"""

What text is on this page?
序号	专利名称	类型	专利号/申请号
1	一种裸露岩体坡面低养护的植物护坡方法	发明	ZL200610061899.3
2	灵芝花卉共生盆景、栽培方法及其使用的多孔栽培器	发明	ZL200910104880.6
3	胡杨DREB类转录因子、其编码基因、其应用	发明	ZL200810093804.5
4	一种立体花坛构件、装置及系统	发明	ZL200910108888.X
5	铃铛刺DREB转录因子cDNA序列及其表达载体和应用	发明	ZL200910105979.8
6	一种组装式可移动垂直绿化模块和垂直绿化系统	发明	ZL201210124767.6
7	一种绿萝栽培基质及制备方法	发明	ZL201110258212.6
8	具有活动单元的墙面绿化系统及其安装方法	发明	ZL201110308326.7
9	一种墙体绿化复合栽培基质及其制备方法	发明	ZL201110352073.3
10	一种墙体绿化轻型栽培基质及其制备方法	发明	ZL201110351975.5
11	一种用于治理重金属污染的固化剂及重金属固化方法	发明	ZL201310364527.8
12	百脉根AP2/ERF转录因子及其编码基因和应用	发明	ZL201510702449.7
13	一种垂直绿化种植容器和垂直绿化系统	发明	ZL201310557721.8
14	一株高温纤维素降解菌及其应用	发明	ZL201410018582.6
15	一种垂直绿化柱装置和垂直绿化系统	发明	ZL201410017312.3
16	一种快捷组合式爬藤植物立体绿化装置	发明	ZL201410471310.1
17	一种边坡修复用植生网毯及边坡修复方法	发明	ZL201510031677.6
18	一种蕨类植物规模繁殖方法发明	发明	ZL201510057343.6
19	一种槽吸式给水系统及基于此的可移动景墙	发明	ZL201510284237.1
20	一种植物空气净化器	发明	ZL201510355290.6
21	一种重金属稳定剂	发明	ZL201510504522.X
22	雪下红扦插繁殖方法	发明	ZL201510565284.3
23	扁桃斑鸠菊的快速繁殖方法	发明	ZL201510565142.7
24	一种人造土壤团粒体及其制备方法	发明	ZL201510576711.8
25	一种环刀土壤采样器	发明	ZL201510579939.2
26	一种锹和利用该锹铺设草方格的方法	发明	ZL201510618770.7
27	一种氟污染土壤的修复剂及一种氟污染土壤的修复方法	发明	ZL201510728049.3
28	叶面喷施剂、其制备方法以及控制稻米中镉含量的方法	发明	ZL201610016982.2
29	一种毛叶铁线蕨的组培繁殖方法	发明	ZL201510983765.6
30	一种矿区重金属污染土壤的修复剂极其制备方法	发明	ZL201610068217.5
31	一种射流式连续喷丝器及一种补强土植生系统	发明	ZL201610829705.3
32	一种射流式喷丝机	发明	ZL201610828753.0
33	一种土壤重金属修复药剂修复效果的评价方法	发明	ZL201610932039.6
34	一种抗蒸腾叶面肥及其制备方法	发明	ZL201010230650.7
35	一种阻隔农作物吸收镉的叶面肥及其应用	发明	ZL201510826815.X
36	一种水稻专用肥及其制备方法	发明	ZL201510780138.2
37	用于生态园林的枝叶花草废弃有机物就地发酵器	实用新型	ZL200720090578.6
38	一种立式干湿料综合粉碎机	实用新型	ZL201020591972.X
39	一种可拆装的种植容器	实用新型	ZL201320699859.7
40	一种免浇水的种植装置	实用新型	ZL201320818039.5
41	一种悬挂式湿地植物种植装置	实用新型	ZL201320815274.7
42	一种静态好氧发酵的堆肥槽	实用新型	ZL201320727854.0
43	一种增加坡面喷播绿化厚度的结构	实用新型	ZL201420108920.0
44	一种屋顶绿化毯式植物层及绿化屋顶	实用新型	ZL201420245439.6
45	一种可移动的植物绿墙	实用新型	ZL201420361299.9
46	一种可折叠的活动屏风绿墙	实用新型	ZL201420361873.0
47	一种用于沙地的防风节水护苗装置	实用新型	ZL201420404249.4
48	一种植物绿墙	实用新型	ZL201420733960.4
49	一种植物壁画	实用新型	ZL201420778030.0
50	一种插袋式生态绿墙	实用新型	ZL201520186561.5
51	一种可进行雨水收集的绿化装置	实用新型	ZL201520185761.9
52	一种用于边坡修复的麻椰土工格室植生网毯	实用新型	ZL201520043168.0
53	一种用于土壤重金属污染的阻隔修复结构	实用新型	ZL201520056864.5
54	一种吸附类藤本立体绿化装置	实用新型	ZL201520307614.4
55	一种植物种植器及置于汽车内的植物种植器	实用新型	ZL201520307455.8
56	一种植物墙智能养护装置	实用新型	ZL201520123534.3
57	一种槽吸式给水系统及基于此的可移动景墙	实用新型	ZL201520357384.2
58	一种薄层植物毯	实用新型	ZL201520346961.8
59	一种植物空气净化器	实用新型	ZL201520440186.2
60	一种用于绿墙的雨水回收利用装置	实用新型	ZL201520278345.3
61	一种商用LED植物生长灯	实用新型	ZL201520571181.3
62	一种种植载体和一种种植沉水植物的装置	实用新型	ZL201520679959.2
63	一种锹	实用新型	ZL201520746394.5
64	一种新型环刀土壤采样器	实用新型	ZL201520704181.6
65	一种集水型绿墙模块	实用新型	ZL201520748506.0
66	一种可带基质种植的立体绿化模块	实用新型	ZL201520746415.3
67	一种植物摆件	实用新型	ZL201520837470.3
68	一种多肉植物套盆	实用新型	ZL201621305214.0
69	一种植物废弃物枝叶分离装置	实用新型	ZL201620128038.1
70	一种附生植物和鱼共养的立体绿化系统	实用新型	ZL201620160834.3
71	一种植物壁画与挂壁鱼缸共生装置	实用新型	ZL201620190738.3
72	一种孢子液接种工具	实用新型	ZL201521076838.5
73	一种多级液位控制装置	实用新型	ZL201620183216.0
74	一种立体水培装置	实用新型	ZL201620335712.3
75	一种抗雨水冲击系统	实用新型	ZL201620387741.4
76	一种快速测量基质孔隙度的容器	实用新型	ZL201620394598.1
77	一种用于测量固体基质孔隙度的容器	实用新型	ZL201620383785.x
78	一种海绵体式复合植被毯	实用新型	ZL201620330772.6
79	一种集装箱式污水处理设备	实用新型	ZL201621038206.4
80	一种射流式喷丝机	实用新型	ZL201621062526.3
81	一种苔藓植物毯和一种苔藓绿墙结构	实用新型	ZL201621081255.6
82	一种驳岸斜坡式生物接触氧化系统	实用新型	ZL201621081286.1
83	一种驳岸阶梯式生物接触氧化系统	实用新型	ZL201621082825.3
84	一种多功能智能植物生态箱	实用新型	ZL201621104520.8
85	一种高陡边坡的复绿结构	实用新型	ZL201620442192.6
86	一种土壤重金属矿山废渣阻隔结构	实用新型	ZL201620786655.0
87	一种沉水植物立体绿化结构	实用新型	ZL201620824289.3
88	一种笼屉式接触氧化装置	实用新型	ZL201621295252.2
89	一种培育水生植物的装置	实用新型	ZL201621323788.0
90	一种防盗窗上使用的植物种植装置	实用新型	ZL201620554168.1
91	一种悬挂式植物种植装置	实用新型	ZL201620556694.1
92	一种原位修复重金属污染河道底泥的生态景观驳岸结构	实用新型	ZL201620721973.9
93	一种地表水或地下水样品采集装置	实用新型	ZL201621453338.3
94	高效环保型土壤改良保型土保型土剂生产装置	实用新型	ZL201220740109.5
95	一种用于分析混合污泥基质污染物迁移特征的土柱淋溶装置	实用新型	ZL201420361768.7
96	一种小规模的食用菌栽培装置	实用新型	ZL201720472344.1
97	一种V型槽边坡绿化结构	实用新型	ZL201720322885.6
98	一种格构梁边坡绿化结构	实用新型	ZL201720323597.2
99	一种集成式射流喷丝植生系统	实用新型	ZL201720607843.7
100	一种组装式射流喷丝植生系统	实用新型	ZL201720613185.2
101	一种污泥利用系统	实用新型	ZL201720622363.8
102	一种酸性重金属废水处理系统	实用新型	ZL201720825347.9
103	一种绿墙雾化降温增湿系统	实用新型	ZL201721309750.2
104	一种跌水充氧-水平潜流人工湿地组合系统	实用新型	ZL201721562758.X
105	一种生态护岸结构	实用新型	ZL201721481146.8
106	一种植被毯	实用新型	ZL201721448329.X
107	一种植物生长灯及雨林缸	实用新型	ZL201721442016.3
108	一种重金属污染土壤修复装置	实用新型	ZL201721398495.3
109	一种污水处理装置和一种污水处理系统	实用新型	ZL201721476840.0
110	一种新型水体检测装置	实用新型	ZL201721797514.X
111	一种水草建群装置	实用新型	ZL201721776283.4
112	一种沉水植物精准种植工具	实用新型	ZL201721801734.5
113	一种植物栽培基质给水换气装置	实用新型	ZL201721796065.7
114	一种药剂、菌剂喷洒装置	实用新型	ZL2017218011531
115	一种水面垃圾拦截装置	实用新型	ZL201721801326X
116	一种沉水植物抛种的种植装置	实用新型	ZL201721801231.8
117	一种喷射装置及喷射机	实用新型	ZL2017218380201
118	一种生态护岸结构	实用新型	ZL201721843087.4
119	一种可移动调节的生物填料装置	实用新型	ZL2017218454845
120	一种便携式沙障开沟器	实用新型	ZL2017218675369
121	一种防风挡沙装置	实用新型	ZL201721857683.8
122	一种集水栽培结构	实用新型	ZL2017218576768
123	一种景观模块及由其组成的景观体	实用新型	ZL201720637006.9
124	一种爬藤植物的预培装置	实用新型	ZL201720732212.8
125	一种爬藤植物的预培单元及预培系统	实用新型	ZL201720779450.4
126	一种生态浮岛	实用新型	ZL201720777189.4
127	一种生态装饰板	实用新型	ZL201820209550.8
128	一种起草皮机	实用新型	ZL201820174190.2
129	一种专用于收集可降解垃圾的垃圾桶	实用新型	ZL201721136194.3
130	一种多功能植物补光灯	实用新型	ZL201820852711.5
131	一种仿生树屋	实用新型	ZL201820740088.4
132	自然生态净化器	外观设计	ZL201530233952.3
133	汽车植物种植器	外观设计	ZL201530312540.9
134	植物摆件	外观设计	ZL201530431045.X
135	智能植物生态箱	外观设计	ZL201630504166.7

"""

| Aim |
Read through the lines above and collect those that contain the string "一种射流式喷丝机".

| Response |
32	一种射流式喷丝机	发明	ZL201610828753.0
80	一种射流式喷丝机	实用新型	ZL201621062526.3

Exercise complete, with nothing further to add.